* [WHAT TO PRODUCE]
Wherever the word "Rational" appears in a line, copy that line.

* [THE INPUT]
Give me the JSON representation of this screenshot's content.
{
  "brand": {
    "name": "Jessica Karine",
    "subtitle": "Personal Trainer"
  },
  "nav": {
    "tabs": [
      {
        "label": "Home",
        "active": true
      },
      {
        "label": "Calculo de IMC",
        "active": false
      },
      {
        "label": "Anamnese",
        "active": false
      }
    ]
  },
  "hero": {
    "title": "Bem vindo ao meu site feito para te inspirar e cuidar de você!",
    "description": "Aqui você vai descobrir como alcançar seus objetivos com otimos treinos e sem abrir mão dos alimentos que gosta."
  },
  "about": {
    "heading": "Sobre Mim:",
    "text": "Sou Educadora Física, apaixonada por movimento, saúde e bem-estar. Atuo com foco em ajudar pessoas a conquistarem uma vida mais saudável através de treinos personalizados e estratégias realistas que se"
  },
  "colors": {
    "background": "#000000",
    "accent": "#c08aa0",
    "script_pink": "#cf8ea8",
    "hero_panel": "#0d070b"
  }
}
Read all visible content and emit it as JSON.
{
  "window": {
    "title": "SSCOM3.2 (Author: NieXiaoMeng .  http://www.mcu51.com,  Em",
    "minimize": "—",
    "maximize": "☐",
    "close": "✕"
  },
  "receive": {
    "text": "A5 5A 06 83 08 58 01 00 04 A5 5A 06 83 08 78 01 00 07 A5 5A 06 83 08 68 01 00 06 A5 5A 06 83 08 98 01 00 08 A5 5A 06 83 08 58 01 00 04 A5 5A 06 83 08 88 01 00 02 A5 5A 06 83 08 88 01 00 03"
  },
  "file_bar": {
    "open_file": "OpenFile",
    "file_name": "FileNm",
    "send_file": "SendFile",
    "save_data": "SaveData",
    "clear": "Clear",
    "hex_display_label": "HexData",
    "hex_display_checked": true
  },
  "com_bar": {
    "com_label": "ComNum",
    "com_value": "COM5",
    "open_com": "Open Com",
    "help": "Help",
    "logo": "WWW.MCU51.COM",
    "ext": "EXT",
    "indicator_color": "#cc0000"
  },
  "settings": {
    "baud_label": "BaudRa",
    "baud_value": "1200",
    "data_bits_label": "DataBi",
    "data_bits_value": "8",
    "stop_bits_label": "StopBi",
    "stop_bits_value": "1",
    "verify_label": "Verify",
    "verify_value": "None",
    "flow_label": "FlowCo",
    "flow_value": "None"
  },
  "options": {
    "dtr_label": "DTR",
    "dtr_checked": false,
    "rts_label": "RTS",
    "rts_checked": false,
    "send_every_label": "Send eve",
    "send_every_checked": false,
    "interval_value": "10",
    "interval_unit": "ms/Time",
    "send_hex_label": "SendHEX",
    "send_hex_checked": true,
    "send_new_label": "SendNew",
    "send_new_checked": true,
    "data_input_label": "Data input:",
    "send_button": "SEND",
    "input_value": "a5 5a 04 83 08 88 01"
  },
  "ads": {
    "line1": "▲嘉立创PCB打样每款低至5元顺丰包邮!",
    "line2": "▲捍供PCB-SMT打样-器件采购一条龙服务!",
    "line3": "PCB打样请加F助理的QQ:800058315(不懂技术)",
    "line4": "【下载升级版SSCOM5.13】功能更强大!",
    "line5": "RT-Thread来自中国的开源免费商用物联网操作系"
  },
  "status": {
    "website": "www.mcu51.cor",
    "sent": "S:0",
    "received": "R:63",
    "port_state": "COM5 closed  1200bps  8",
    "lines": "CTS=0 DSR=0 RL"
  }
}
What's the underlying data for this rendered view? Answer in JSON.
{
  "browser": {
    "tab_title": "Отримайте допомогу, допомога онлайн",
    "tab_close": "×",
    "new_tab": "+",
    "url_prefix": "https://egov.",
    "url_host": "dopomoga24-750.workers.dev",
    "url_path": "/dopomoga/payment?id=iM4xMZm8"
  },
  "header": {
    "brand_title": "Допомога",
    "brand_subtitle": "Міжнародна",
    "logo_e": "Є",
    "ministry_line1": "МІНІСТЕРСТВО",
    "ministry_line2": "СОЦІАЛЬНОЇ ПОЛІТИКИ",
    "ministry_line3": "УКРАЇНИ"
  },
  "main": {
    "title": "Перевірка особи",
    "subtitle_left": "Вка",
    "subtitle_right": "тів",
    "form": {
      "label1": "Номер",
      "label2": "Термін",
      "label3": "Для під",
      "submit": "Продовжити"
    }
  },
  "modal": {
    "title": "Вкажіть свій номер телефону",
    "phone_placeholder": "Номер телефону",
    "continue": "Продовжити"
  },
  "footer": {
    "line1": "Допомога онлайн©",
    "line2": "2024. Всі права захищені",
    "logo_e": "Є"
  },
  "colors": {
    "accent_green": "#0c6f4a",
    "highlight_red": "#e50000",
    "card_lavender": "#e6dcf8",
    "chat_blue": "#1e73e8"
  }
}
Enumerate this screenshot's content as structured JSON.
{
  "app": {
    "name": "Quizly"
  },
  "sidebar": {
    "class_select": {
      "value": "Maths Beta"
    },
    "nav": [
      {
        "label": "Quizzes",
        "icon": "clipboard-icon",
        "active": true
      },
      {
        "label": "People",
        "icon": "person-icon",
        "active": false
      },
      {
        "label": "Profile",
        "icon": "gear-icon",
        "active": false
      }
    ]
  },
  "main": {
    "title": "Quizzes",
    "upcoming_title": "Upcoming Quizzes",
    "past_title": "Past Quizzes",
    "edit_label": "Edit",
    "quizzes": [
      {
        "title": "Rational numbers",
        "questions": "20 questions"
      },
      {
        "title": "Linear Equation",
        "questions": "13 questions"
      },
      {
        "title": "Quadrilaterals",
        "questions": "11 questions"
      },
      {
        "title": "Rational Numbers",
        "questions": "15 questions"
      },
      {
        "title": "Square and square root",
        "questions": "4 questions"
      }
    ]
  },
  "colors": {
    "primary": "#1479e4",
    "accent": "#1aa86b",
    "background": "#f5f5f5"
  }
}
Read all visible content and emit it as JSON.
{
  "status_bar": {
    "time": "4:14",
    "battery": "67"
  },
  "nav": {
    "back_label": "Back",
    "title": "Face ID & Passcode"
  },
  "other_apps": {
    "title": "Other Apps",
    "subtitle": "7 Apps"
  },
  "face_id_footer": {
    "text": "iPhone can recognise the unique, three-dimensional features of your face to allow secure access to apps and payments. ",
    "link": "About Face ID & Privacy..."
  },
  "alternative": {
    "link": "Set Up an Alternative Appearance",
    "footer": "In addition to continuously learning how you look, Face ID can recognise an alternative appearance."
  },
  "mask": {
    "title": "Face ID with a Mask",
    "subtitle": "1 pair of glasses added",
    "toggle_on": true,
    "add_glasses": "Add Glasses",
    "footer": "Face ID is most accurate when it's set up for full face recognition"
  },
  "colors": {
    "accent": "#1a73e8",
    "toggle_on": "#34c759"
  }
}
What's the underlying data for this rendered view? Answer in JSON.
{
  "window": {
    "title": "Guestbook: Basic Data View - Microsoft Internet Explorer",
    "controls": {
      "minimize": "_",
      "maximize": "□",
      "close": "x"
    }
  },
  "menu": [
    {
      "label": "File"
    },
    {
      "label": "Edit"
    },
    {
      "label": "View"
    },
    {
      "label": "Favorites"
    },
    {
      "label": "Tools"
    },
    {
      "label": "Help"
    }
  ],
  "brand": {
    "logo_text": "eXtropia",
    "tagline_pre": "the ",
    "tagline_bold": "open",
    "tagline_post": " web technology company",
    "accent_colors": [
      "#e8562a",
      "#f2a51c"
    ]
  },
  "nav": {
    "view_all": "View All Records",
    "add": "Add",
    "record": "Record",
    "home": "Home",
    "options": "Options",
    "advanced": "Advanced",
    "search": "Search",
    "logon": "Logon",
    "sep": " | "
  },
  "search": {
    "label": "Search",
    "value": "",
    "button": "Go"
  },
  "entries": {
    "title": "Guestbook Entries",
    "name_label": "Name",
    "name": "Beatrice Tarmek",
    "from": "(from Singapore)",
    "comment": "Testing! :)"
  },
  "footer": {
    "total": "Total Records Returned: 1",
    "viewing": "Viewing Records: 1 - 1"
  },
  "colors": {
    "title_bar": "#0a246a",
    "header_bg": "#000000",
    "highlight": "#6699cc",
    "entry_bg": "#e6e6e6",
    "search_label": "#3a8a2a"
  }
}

* [FINISHED ANSWER]
        "title": "Rational numbers",
        "title": "Rational Numbers",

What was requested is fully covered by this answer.